Determine which lines contain the word "Angkor", then copy those lines.

### EXCERPTED DATA ###

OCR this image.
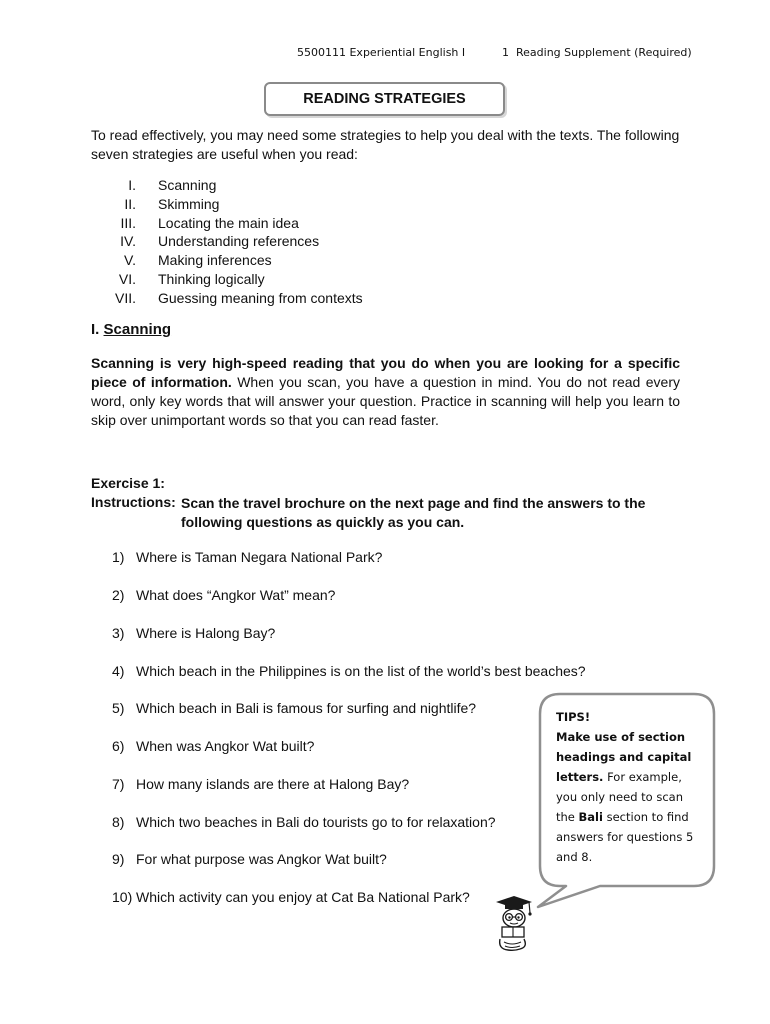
5500111 Experiential English I	1  Reading Supplement (Required)
READING STRATEGIES
To read effectively, you may need some strategies to help you deal with the texts. The following seven strategies are useful when you read:
I.	Scanning
II.	Skimming
III.	Locating the main idea
IV.	Understanding references
V.	Making inferences
VI.	Thinking logically
VII.	Guessing meaning from contexts
I. Scanning
Scanning is very high-speed reading that you do when you are looking for a specific piece of information. When you scan, you have a question in mind. You do not read every word, only key words that will answer your question. Practice in scanning will help you learn to skip over unimportant words so that you can read faster.
Exercise 1:
Instructions: Scan the travel brochure on the next page and find the answers to the following questions as quickly as you can.
1) Where is Taman Negara National Park?
2) What does “Angkor Wat” mean?
3) Where is Halong Bay?
4) Which beach in the Philippines is on the list of the world’s best beaches?
5) Which beach in Bali is famous for surfing and nightlife?
6) When was Angkor Wat built?
7) How many islands are there at Halong Bay?
8) Which two beaches in Bali do tourists go to for relaxation?
9) For what purpose was Angkor Wat built?
10) Which activity can you enjoy at Cat Ba National Park?
TIPS!
Make use of section headings and capital letters. For example, you only need to scan the Bali section to find answers for questions 5 and 8.
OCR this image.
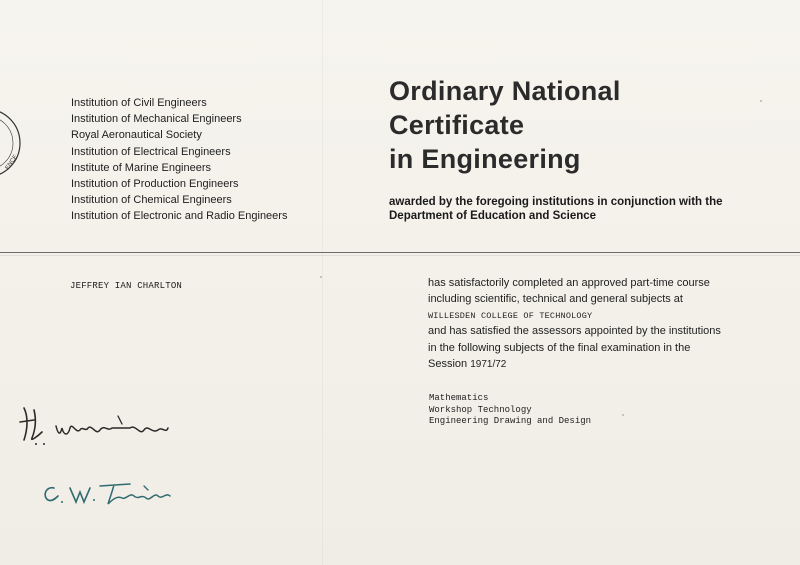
ENCE
Institution of Civil Engineers
Institution of Mechanical Engineers
Royal Aeronautical Society
Institution of Electrical Engineers
Institute of Marine Engineers
Institution of Production Engineers
Institution of Chemical Engineers
Institution of Electronic and Radio Engineers
Ordinary National
Certificate
in Engineering
awarded by the foregoing institutions in conjunction with the
Department of Education and Science
JEFFREY IAN CHARLTON	has satisfactorily completed an approved part-time course
including scientific, technical and general subjects at
WILLESDEN COLLEGE OF TECHNOLOGY
and has satisfied the assessors appointed by the institutions
in the following subjects of the final examination in the
Session 1971/72
Mathematics
Workshop Technology
Engineering Drawing and Design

###

**WRITTEN RESPONSE**
2) What does “Angkor Wat” mean?
6) When was Angkor Wat built?
9) For what purpose was Angkor Wat built?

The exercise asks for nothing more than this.